## EXERCISE
Where the string "JSON" occurs in the material below, report the whole line.

(Records about charts and figures)
--- Begin ---

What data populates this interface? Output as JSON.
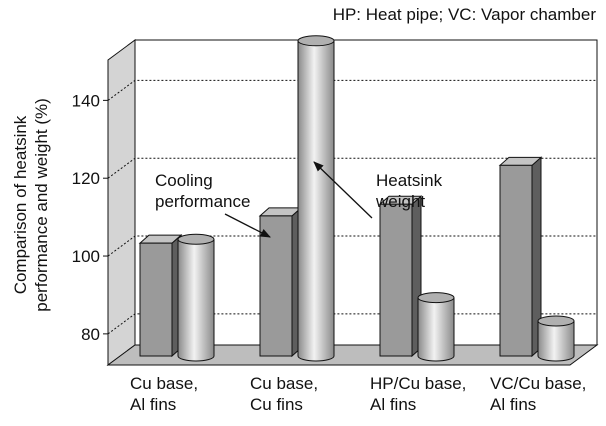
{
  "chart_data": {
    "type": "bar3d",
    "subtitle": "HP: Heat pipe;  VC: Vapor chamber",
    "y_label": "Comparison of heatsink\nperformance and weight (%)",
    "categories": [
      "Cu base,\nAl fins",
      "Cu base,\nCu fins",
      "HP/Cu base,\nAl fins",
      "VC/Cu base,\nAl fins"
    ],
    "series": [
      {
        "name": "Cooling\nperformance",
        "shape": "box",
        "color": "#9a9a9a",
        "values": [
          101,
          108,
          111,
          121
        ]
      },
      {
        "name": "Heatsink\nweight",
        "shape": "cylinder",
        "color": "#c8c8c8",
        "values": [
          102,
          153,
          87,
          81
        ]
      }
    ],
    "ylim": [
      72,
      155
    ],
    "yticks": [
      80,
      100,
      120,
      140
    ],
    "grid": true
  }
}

--- End ---
--- Begin ---

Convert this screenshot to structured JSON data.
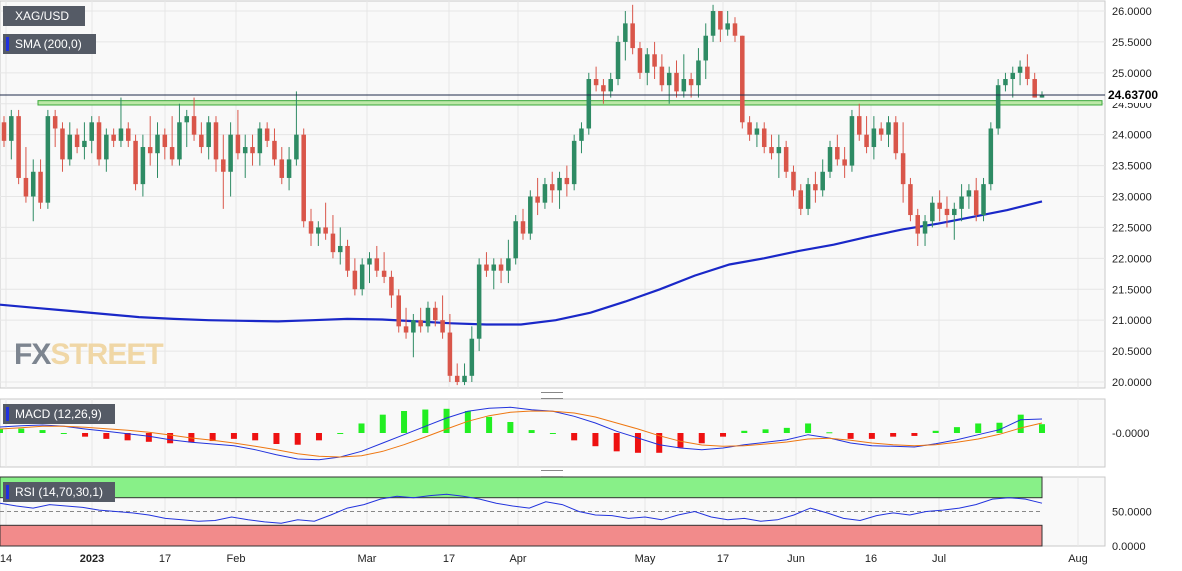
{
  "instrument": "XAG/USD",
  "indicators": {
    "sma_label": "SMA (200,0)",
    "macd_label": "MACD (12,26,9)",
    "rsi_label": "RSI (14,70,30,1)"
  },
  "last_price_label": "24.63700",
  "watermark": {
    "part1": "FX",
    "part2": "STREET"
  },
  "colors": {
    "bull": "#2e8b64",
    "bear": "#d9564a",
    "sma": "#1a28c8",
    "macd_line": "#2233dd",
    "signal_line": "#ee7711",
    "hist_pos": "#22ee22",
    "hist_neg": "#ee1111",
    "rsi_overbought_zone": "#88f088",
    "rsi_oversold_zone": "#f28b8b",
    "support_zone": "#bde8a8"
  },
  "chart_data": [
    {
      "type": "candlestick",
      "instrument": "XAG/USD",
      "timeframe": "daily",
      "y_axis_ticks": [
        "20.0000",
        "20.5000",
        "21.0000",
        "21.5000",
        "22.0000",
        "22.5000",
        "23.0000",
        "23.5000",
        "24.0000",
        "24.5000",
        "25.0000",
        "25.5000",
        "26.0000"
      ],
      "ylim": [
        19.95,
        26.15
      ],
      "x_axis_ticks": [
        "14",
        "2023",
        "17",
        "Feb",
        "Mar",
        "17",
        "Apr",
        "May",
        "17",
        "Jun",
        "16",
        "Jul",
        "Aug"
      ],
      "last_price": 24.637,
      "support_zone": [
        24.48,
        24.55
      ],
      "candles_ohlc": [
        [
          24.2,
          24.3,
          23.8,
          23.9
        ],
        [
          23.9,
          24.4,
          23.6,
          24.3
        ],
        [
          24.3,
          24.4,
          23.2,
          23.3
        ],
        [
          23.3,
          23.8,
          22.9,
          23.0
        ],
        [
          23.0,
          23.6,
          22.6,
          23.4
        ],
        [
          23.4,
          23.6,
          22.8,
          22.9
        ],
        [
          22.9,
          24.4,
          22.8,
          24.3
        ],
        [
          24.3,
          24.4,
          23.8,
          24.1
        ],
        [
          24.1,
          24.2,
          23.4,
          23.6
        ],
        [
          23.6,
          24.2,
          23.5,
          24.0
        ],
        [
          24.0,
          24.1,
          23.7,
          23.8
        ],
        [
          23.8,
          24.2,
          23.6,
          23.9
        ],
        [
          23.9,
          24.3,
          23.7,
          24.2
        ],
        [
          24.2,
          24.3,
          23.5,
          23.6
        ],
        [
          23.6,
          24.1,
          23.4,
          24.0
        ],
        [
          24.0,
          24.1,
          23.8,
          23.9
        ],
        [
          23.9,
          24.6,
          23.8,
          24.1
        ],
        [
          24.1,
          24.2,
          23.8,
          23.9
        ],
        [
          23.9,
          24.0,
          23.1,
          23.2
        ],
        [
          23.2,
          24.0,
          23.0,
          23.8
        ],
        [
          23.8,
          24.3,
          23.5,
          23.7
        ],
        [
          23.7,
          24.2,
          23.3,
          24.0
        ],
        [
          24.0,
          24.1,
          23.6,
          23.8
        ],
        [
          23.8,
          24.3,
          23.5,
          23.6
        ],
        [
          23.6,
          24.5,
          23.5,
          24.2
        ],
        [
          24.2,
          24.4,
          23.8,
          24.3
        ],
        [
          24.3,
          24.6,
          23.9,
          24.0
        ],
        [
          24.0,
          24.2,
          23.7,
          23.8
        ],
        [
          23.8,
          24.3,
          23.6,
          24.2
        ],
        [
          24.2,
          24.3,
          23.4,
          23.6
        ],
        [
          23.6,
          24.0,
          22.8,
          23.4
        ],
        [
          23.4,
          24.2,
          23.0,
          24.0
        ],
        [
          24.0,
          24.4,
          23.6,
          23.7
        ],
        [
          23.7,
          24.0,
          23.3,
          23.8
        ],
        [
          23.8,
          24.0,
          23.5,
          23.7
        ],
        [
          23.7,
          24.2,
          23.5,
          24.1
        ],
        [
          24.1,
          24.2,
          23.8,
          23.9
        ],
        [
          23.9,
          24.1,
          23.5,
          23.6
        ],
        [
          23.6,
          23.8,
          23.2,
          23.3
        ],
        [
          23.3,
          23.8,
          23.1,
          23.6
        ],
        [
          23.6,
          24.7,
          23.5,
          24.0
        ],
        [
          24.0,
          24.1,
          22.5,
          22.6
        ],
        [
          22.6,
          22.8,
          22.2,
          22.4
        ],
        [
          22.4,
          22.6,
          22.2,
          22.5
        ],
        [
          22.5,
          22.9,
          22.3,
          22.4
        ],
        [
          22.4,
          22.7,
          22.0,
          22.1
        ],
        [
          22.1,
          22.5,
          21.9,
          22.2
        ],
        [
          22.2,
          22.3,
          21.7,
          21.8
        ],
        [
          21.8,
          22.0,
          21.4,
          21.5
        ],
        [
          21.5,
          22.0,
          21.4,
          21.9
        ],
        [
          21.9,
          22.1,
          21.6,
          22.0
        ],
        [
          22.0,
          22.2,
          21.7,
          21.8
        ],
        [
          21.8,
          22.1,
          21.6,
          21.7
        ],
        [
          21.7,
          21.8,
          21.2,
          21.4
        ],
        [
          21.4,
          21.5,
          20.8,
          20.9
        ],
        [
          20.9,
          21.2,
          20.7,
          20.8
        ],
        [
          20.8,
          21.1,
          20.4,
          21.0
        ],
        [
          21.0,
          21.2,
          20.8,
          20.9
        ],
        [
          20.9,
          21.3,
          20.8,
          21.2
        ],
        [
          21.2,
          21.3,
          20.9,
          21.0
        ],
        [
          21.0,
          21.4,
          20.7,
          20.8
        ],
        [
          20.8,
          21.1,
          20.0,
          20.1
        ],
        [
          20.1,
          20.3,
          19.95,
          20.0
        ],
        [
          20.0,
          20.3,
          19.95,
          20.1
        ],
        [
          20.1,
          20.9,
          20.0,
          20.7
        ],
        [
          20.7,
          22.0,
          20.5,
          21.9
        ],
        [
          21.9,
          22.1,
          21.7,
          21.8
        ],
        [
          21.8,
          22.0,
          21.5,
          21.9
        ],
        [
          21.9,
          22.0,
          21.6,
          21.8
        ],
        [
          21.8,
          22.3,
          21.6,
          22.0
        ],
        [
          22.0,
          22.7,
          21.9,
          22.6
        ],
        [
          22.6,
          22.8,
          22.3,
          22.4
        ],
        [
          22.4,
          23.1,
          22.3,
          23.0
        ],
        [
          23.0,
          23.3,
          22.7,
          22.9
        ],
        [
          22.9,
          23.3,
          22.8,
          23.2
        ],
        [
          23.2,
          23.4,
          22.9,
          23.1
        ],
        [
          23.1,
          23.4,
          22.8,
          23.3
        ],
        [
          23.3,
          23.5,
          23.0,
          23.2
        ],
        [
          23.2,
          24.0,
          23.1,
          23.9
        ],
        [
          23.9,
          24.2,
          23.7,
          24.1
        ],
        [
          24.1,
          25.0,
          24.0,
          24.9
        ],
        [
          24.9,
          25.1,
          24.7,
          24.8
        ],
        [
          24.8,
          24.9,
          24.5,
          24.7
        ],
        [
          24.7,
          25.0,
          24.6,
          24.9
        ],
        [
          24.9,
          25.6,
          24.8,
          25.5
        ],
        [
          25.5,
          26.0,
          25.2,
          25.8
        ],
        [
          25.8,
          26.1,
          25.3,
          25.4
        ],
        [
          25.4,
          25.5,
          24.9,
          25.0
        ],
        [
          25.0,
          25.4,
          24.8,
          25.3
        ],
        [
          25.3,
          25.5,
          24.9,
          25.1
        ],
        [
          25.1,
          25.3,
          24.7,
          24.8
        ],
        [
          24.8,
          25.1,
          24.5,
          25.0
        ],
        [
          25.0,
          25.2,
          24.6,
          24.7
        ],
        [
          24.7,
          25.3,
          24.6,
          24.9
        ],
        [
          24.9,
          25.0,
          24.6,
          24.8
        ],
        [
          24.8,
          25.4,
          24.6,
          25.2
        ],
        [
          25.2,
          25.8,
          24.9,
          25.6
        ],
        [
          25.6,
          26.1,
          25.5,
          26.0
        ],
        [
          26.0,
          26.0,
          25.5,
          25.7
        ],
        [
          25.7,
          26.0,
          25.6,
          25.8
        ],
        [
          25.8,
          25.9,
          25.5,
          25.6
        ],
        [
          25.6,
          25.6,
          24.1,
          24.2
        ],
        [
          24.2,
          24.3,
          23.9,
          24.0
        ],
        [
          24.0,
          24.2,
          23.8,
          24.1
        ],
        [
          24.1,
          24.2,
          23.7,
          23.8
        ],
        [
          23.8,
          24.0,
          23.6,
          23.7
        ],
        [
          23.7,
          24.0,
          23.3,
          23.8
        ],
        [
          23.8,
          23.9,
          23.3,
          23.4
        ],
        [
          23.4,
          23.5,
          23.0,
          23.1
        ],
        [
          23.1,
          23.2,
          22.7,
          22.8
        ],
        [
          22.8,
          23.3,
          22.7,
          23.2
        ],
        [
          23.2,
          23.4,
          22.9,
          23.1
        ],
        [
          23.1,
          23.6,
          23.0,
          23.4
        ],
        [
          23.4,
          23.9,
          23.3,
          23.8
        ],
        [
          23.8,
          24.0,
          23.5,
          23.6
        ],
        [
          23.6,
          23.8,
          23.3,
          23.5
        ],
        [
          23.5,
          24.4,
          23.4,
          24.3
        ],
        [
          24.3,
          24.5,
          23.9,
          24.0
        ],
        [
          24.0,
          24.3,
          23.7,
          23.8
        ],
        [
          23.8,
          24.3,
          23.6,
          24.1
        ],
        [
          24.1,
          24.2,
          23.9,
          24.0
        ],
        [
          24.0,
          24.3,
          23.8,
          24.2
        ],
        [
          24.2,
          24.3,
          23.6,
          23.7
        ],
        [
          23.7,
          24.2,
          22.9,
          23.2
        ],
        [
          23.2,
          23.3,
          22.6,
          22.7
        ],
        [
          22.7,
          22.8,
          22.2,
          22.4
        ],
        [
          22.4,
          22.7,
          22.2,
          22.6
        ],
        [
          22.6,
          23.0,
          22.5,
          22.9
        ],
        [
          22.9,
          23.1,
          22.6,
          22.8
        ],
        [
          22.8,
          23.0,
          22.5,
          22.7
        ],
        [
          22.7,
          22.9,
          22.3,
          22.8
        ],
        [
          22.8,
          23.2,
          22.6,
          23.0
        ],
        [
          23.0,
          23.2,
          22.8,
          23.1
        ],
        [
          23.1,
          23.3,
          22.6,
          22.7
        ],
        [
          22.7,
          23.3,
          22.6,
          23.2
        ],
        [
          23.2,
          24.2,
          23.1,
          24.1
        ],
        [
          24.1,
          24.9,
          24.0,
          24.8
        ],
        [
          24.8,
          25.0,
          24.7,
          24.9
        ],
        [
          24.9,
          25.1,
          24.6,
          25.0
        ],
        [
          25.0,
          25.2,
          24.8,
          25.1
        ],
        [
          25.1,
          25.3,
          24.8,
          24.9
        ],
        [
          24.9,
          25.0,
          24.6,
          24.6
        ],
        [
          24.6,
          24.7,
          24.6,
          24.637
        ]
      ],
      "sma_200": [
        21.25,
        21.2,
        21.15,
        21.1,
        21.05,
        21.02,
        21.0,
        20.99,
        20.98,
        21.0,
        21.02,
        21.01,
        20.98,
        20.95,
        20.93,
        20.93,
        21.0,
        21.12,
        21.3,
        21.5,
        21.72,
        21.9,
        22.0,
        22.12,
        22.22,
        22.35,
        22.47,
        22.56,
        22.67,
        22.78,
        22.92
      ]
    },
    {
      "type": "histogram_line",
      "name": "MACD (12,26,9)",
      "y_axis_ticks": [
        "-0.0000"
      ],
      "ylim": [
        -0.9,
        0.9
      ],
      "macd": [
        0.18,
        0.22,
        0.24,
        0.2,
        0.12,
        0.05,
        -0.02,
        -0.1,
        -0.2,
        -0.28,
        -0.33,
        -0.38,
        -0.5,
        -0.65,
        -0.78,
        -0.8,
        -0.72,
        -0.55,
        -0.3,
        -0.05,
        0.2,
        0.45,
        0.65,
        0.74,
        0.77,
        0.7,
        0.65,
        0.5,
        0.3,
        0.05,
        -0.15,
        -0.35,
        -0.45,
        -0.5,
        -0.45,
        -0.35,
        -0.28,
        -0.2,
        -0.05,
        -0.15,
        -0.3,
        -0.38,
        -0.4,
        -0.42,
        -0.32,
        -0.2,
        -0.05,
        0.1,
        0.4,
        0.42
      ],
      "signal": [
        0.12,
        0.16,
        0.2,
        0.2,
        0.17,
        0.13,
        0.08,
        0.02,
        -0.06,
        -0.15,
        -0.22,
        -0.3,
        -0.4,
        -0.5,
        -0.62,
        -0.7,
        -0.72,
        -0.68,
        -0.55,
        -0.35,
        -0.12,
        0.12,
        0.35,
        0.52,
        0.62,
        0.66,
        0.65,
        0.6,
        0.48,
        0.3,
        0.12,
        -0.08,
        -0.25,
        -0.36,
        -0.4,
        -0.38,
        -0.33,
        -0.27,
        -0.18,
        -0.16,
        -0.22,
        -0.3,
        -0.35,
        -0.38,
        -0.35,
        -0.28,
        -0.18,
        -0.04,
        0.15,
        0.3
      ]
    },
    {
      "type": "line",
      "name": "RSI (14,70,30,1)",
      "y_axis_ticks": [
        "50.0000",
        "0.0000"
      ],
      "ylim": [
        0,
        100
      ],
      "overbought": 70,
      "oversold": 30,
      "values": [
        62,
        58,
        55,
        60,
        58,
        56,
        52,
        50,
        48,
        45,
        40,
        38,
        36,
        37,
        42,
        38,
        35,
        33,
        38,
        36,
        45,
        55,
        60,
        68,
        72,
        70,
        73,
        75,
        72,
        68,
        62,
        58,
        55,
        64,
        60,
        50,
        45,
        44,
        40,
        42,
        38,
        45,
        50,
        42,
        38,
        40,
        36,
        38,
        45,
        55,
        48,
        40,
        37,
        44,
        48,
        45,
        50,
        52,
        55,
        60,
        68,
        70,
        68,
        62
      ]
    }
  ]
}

--- End ---

## COMPLETED EXERCISE
What data populates this interface? Output as JSON.
Convert this screenshot to structured JSON data.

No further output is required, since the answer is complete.